**Problem details**: Wherever the word "Chia" turns up in a line of the entries, copy that line.

**Provided data**:

+++

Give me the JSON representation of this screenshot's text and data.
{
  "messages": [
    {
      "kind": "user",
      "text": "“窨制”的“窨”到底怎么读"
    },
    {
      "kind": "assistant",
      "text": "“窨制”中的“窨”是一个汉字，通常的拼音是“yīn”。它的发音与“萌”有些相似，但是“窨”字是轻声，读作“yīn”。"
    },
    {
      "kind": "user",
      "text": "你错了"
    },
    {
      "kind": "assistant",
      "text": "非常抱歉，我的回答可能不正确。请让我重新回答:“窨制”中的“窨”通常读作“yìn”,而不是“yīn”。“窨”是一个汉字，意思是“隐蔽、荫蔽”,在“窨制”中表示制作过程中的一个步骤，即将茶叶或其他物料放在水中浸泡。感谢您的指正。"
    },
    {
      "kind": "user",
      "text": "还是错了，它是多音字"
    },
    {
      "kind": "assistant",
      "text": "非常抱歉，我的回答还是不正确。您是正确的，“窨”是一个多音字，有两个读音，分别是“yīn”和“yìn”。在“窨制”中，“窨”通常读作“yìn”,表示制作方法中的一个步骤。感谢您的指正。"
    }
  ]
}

+++

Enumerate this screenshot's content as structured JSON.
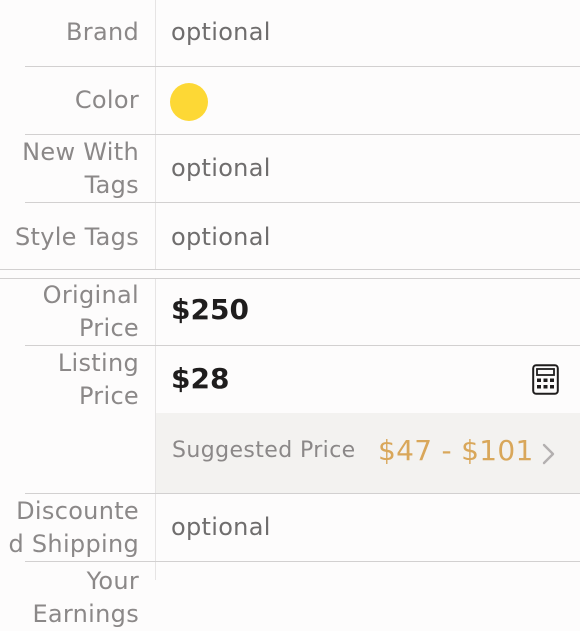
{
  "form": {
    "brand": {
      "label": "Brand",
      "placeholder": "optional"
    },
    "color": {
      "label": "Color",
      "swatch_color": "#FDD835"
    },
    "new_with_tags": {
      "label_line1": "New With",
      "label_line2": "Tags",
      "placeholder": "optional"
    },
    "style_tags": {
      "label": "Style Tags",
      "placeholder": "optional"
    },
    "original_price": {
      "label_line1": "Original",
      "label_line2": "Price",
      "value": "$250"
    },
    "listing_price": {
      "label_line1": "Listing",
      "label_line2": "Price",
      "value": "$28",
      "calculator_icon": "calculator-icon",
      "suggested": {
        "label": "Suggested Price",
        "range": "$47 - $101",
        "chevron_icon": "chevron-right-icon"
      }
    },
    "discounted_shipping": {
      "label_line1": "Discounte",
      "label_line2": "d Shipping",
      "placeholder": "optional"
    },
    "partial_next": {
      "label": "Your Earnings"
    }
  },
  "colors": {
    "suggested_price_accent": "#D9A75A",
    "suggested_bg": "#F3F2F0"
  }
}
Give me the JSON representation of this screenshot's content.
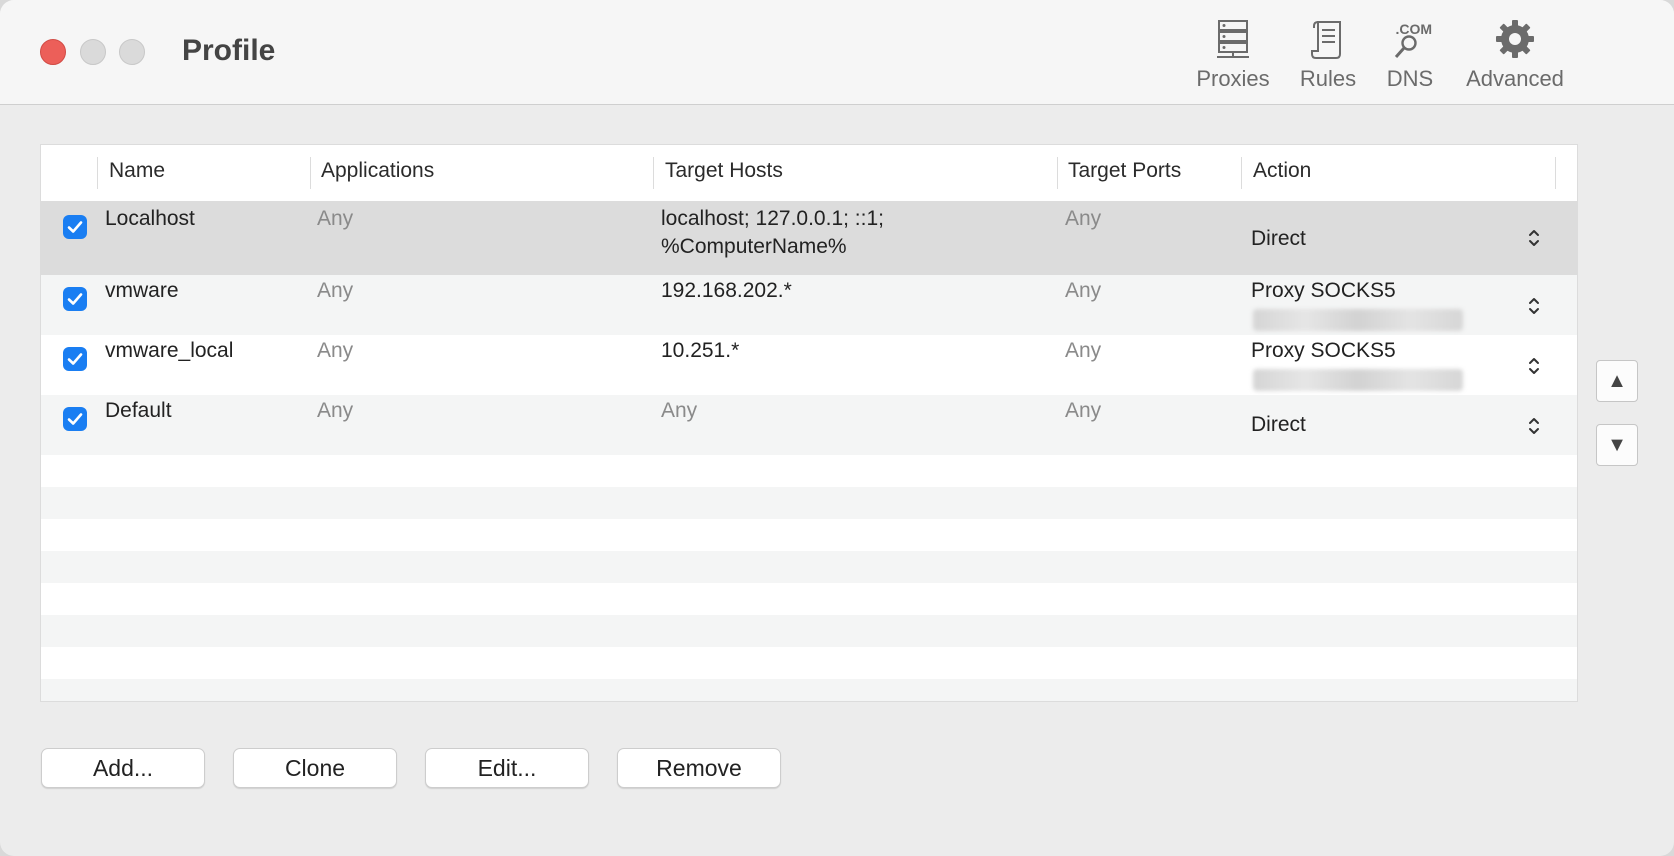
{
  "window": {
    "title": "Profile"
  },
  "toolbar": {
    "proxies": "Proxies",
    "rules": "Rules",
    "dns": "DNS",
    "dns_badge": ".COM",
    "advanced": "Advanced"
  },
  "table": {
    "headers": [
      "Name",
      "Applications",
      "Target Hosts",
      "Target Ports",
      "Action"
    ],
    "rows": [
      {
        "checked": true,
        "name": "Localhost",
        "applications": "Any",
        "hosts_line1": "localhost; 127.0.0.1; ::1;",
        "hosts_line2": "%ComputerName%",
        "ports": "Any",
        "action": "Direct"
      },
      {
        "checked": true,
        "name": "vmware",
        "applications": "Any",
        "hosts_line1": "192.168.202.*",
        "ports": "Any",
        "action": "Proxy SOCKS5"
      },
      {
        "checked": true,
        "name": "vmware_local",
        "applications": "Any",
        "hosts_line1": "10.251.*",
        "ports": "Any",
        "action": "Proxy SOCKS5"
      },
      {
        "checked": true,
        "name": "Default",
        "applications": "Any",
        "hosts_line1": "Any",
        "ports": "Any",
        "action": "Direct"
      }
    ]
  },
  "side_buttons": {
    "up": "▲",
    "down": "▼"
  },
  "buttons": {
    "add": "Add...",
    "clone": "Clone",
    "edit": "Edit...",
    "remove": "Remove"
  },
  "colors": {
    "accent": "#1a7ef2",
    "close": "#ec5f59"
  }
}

+++

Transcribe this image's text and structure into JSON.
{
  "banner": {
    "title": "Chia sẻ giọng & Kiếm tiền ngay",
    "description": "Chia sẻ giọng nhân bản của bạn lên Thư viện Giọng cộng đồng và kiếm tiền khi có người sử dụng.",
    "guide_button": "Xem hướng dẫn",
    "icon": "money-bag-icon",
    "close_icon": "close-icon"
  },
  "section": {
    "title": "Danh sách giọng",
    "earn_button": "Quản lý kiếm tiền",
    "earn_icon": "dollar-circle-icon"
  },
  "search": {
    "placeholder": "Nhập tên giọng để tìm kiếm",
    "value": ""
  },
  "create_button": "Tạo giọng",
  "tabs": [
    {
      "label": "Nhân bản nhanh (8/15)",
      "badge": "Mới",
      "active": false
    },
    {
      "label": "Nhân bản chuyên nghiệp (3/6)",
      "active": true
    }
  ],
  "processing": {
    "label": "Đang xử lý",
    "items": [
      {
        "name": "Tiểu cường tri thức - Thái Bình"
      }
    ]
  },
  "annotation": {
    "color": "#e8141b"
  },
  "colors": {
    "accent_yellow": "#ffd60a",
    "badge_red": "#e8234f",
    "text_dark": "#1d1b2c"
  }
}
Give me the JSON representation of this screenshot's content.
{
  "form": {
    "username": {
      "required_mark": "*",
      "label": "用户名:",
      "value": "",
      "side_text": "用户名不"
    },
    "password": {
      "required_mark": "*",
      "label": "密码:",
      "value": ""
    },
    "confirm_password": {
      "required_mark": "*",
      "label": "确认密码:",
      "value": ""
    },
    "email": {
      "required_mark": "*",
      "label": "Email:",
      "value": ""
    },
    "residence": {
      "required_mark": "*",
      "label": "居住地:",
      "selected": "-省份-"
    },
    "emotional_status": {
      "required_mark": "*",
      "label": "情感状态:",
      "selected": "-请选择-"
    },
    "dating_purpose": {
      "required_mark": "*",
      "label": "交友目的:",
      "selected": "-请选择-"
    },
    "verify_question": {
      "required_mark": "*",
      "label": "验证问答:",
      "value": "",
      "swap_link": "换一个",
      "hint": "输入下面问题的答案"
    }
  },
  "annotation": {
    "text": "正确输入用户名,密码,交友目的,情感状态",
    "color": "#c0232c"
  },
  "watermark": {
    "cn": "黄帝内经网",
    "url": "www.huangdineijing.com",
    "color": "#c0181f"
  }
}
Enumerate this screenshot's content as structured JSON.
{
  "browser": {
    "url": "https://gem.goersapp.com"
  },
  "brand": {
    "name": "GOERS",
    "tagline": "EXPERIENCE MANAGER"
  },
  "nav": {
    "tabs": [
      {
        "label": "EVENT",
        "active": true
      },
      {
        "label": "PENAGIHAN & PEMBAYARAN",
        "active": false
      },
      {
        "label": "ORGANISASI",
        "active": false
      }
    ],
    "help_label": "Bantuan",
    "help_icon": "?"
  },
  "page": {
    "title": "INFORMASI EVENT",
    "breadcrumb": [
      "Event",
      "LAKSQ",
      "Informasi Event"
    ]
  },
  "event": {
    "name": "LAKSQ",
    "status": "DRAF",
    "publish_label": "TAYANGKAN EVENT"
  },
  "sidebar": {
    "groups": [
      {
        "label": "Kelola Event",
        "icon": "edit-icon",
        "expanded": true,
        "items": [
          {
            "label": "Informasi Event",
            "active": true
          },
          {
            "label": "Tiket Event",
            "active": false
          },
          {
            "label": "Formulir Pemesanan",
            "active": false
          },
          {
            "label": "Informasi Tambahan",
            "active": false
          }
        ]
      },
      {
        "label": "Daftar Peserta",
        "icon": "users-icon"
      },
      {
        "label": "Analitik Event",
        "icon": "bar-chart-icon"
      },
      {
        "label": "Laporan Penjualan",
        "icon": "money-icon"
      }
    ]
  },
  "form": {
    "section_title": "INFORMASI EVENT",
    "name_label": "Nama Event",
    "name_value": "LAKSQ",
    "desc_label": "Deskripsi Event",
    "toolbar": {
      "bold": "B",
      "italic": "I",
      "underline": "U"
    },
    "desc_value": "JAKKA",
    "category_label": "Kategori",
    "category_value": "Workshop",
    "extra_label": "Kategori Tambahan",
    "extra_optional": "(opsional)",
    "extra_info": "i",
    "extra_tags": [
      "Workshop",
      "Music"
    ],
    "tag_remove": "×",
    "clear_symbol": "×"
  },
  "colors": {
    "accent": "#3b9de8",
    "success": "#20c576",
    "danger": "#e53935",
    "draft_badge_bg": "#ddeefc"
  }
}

+++

**Correct response**:
    "title": "Chia sẻ giọng & Kiếm tiền ngay",
    "description": "Chia sẻ giọng nhân bản của bạn lên Thư viện Giọng cộng đồng và kiếm tiền khi có người sử dụng.",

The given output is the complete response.